Make an exact copy of the records, with the images left out.

-- DATA PROVIDED start --

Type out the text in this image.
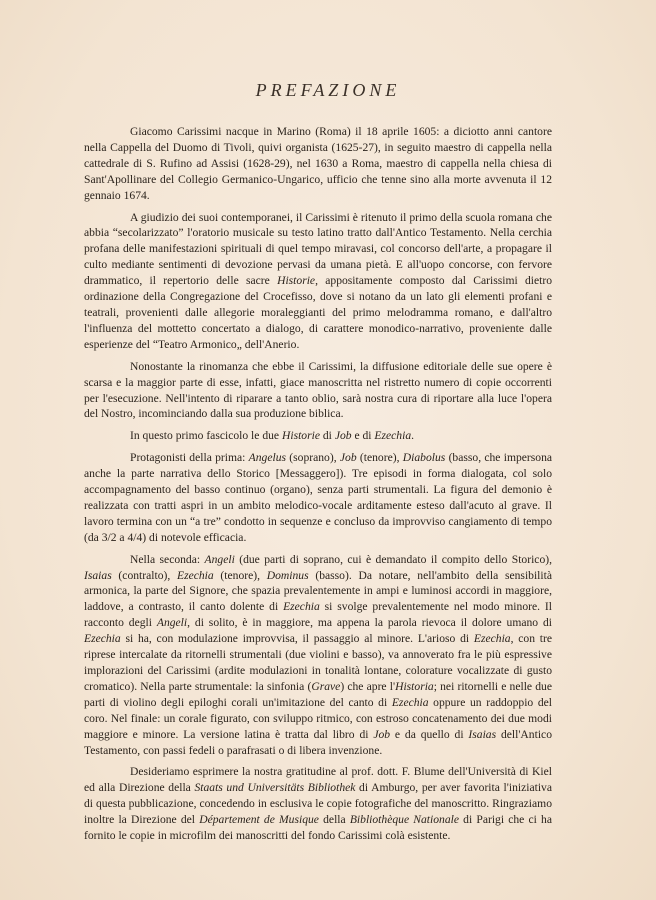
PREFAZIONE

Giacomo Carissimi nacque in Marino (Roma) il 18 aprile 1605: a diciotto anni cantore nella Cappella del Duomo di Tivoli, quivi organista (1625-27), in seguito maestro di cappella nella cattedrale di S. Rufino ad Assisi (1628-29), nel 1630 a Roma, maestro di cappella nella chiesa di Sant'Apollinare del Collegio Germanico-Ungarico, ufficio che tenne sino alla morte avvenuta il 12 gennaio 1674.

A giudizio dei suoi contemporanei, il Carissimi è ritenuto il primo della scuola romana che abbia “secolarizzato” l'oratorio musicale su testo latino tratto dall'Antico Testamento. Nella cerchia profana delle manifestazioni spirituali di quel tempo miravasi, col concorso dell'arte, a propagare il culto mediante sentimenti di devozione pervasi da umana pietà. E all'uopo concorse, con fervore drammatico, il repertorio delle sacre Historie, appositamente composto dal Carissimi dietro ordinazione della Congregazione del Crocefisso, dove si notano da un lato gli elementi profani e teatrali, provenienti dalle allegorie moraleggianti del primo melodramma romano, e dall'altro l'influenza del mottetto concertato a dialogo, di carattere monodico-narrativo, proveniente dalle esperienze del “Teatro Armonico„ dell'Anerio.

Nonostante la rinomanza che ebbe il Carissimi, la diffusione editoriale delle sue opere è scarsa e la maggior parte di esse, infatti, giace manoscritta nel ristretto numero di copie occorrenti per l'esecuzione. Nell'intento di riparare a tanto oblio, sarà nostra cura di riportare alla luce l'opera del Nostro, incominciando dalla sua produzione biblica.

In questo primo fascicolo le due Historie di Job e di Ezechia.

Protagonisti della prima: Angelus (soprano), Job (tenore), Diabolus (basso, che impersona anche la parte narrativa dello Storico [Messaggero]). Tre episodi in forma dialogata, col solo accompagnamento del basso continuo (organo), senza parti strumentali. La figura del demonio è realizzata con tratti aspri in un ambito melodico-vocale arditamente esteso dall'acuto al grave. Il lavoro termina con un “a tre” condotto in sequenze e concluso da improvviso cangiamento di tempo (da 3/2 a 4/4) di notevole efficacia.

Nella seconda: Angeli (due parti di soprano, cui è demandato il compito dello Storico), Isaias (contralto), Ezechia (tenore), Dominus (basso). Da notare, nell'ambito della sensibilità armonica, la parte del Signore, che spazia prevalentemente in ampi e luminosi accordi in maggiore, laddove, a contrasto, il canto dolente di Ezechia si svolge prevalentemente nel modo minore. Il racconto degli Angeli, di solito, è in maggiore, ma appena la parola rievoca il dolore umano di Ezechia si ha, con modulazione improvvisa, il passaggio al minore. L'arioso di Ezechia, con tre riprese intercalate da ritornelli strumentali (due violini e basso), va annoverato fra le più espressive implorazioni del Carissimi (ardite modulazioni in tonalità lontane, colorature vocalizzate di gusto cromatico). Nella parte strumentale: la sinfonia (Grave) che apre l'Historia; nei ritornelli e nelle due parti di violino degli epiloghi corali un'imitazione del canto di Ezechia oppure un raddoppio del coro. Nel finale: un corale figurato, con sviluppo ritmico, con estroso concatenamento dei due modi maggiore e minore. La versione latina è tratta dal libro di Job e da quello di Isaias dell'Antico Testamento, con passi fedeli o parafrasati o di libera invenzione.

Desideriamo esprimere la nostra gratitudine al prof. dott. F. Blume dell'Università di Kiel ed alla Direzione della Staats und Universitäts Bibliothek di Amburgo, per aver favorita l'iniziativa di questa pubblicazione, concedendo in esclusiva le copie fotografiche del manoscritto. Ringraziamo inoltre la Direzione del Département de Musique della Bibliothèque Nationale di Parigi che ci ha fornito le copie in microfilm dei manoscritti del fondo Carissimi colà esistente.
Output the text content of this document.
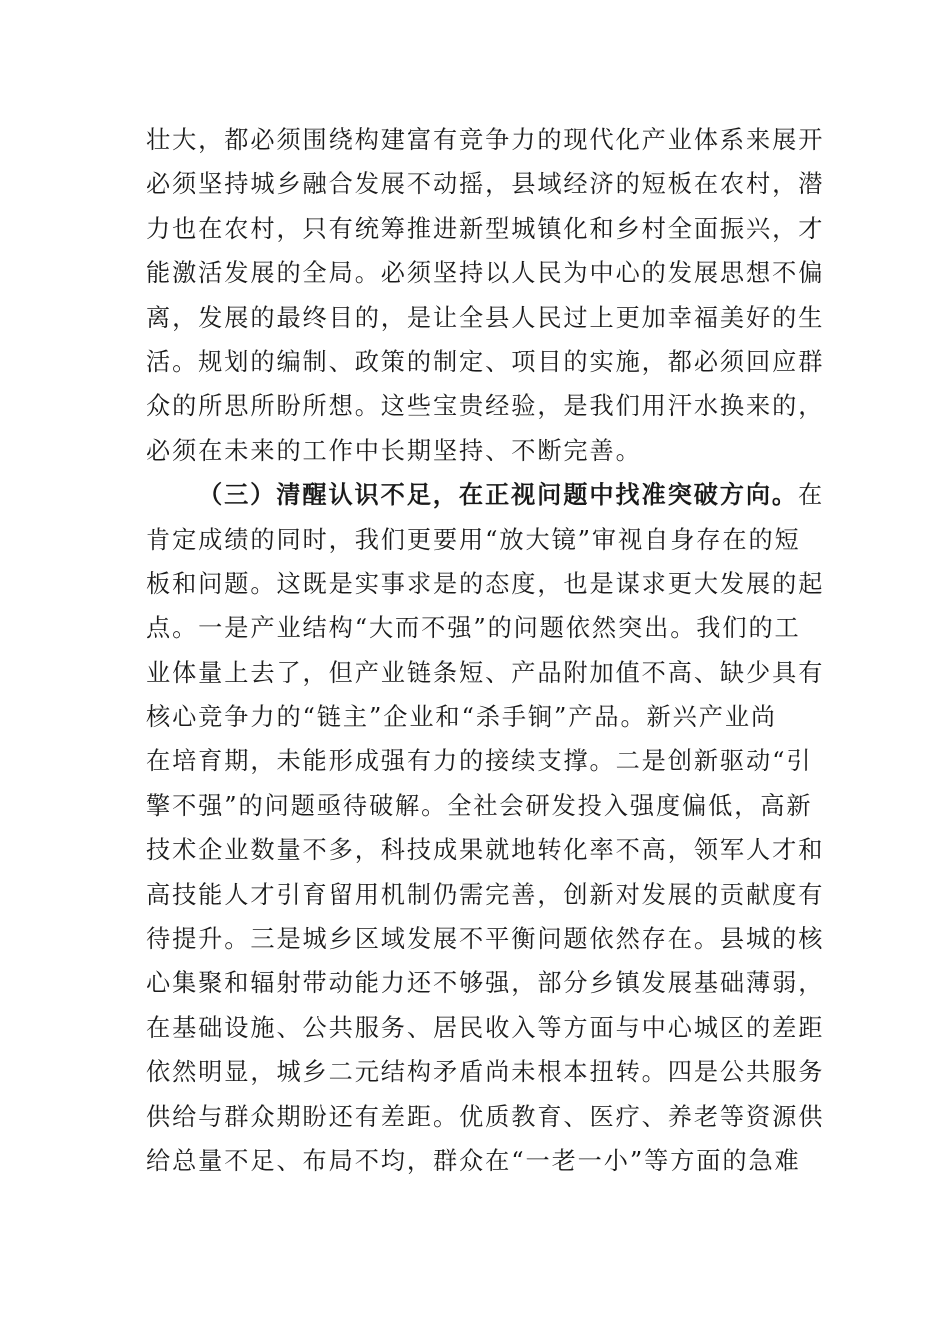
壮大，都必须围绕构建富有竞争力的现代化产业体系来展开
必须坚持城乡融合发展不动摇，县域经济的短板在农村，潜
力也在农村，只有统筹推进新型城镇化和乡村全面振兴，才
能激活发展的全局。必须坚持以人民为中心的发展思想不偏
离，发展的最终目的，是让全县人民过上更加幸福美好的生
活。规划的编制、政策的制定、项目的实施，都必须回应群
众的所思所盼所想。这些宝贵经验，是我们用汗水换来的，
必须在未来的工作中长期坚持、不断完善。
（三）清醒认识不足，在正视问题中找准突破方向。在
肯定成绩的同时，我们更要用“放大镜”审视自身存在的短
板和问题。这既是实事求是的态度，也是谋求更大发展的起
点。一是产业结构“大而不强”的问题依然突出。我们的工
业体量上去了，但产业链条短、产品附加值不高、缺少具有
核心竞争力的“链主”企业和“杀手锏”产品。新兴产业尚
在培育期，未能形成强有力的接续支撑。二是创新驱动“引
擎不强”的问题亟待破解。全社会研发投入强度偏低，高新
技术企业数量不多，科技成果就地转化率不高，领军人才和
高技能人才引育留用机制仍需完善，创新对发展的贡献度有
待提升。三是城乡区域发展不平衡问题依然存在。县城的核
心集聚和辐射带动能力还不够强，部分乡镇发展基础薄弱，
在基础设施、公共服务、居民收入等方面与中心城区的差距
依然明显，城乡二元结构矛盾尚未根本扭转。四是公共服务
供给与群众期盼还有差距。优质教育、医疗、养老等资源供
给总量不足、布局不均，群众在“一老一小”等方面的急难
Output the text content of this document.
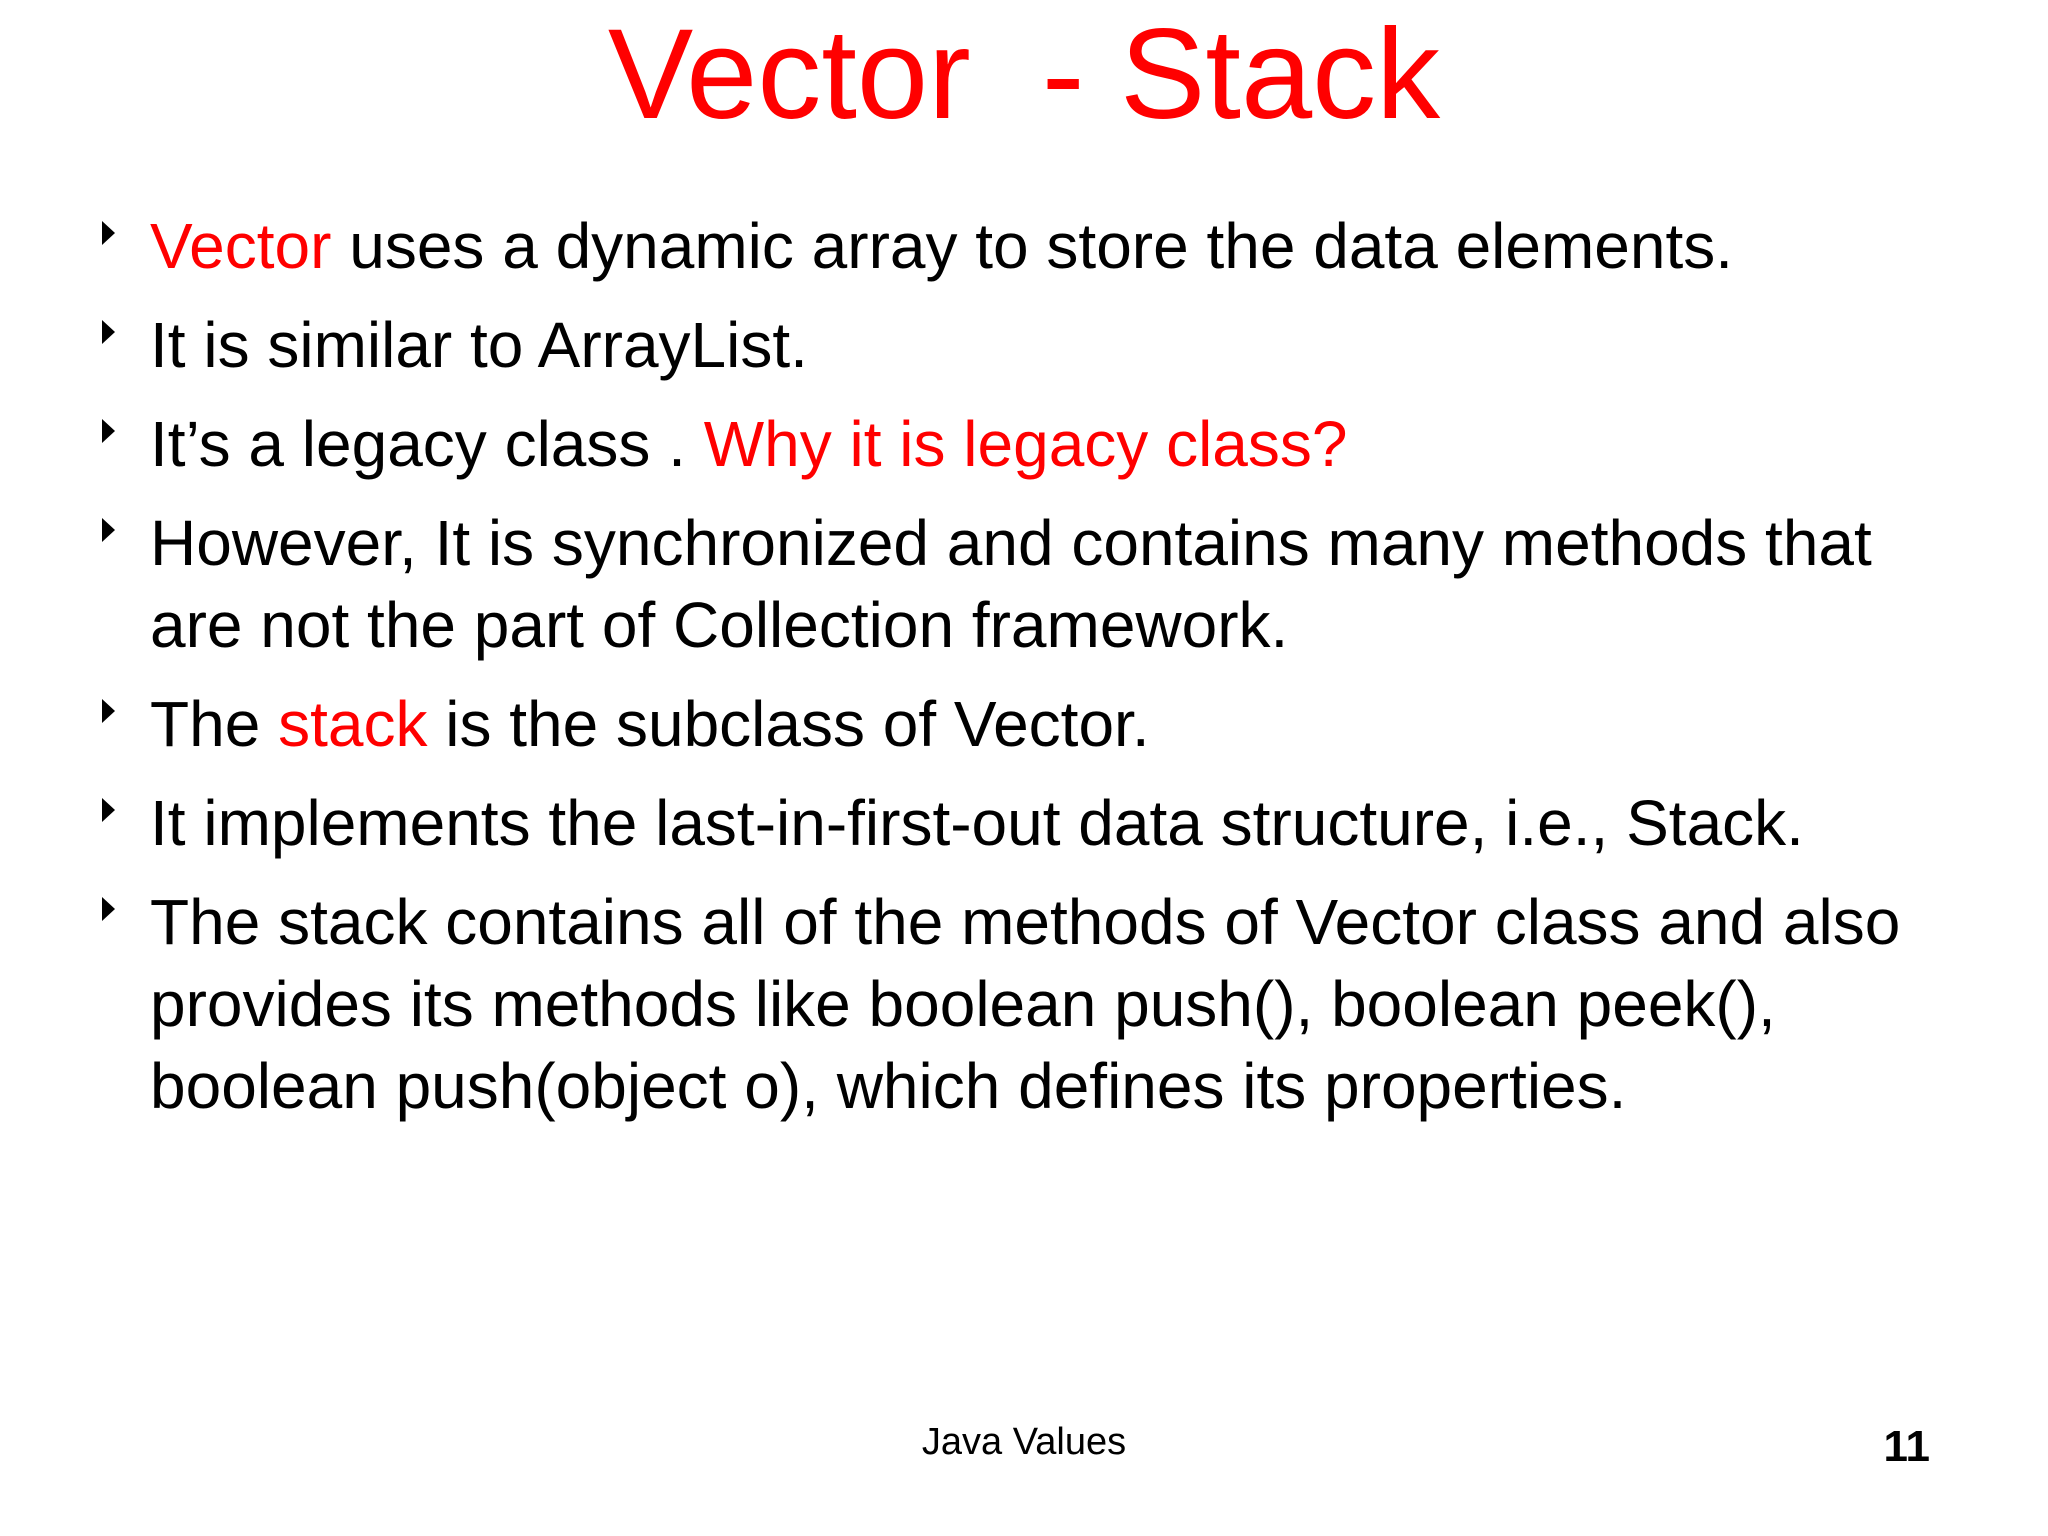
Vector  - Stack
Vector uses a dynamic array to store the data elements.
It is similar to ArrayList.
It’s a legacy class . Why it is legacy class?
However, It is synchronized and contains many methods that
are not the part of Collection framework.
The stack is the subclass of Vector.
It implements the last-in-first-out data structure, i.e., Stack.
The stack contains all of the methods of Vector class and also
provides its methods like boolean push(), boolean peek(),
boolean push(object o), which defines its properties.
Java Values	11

-- DATA PROVIDED end --

- **FULL RESPONSE**:
Type out the text in this image.
PREFAZIONE

Giacomo Carissimi nacque in Marino (Roma) il 18 aprile 1605: a diciotto anni cantore nella Cappella del Duomo di Tivoli, quivi organista (1625-27), in seguito maestro di cappella nella cattedrale di S. Rufino ad Assisi (1628-29), nel 1630 a Roma, maestro di cappella nella chiesa di Sant'Apollinare del Collegio Germanico-Ungarico, ufficio che tenne sino alla morte avvenuta il 12 gennaio 1674.

A giudizio dei suoi contemporanei, il Carissimi è ritenuto il primo della scuola romana che abbia “secolarizzato” l'oratorio musicale su testo latino tratto dall'Antico Testamento. Nella cerchia profana delle manifestazioni spirituali di quel tempo miravasi, col concorso dell'arte, a propagare il culto mediante sentimenti di devozione pervasi da umana pietà. E all'uopo concorse, con fervore drammatico, il repertorio delle sacre Historie, appositamente composto dal Carissimi dietro ordinazione della Congregazione del Crocefisso, dove si notano da un lato gli elementi profani e teatrali, provenienti dalle allegorie moraleggianti del primo melodramma romano, e dall'altro l'influenza del mottetto concertato a dialogo, di carattere monodico-narrativo, proveniente dalle esperienze del “Teatro Armonico„ dell'Anerio.

Nonostante la rinomanza che ebbe il Carissimi, la diffusione editoriale delle sue opere è scarsa e la maggior parte di esse, infatti, giace manoscritta nel ristretto numero di copie occorrenti per l'esecuzione. Nell'intento di riparare a tanto oblio, sarà nostra cura di riportare alla luce l'opera del Nostro, incominciando dalla sua produzione biblica.

In questo primo fascicolo le due Historie di Job e di Ezechia.

Protagonisti della prima: Angelus (soprano), Job (tenore), Diabolus (basso, che impersona anche la parte narrativa dello Storico [Messaggero]). Tre episodi in forma dialogata, col solo accompagnamento del basso continuo (organo), senza parti strumentali. La figura del demonio è realizzata con tratti aspri in un ambito melodico-vocale arditamente esteso dall'acuto al grave. Il lavoro termina con un “a tre” condotto in sequenze e concluso da improvviso cangiamento di tempo (da 3/2 a 4/4) di notevole efficacia.

Nella seconda: Angeli (due parti di soprano, cui è demandato il compito dello Storico), Isaias (contralto), Ezechia (tenore), Dominus (basso). Da notare, nell'ambito della sensibilità armonica, la parte del Signore, che spazia prevalentemente in ampi e luminosi accordi in maggiore, laddove, a contrasto, il canto dolente di Ezechia si svolge prevalentemente nel modo minore. Il racconto degli Angeli, di solito, è in maggiore, ma appena la parola rievoca il dolore umano di Ezechia si ha, con modulazione improvvisa, il passaggio al minore. L'arioso di Ezechia, con tre riprese intercalate da ritornelli strumentali (due violini e basso), va annoverato fra le più espressive implorazioni del Carissimi (ardite modulazioni in tonalità lontane, colorature vocalizzate di gusto cromatico). Nella parte strumentale: la sinfonia (Grave) che apre l'Historia; nei ritornelli e nelle due parti di violino degli epiloghi corali un'imitazione del canto di Ezechia oppure un raddoppio del coro. Nel finale: un corale figurato, con sviluppo ritmico, con estroso concatenamento dei due modi maggiore e minore. La versione latina è tratta dal libro di Job e da quello di Isaias dell'Antico Testamento, con passi fedeli o parafrasati o di libera invenzione.

Desideriamo esprimere la nostra gratitudine al prof. dott. F. Blume dell'Università di Kiel ed alla Direzione della Staats und Universitäts Bibliothek di Amburgo, per aver favorita l'iniziativa di questa pubblicazione, concedendo in esclusiva le copie fotografiche del manoscritto. Ringraziamo inoltre la Direzione del Département de Musique della Bibliothèque Nationale di Parigi che ci ha fornito le copie in microfilm dei manoscritti del fondo Carissimi colà esistente.
Output the text content of this document.
壮大，都必须围绕构建富有竞争力的现代化产业体系来展开
必须坚持城乡融合发展不动摇，县域经济的短板在农村，潜
力也在农村，只有统筹推进新型城镇化和乡村全面振兴，才
能激活发展的全局。必须坚持以人民为中心的发展思想不偏
离，发展的最终目的，是让全县人民过上更加幸福美好的生
活。规划的编制、政策的制定、项目的实施，都必须回应群
众的所思所盼所想。这些宝贵经验，是我们用汗水换来的，
必须在未来的工作中长期坚持、不断完善。
（三）清醒认识不足，在正视问题中找准突破方向。在
肯定成绩的同时，我们更要用“放大镜”审视自身存在的短
板和问题。这既是实事求是的态度，也是谋求更大发展的起
点。一是产业结构“大而不强”的问题依然突出。我们的工
业体量上去了，但产业链条短、产品附加值不高、缺少具有
核心竞争力的“链主”企业和“杀手锏”产品。新兴产业尚
在培育期，未能形成强有力的接续支撑。二是创新驱动“引
擎不强”的问题亟待破解。全社会研发投入强度偏低，高新
技术企业数量不多，科技成果就地转化率不高，领军人才和
高技能人才引育留用机制仍需完善，创新对发展的贡献度有
待提升。三是城乡区域发展不平衡问题依然存在。县城的核
心集聚和辐射带动能力还不够强，部分乡镇发展基础薄弱，
在基础设施、公共服务、居民收入等方面与中心城区的差距
依然明显，城乡二元结构矛盾尚未根本扭转。四是公共服务
供给与群众期盼还有差距。优质教育、医疗、养老等资源供
给总量不足、布局不均，群众在“一老一小”等方面的急难
Output the text content of this document.
Vector  - Stack
Vector uses a dynamic array to store the data elements.
It is similar to ArrayList.
It’s a legacy class . Why it is legacy class?
However, It is synchronized and contains many methods that
are not the part of Collection framework.
The stack is the subclass of Vector.
It implements the last-in-first-out data structure, i.e., Stack.
The stack contains all of the methods of Vector class and also
provides its methods like boolean push(), boolean peek(),
boolean push(object o), which defines its properties.
Java Values	11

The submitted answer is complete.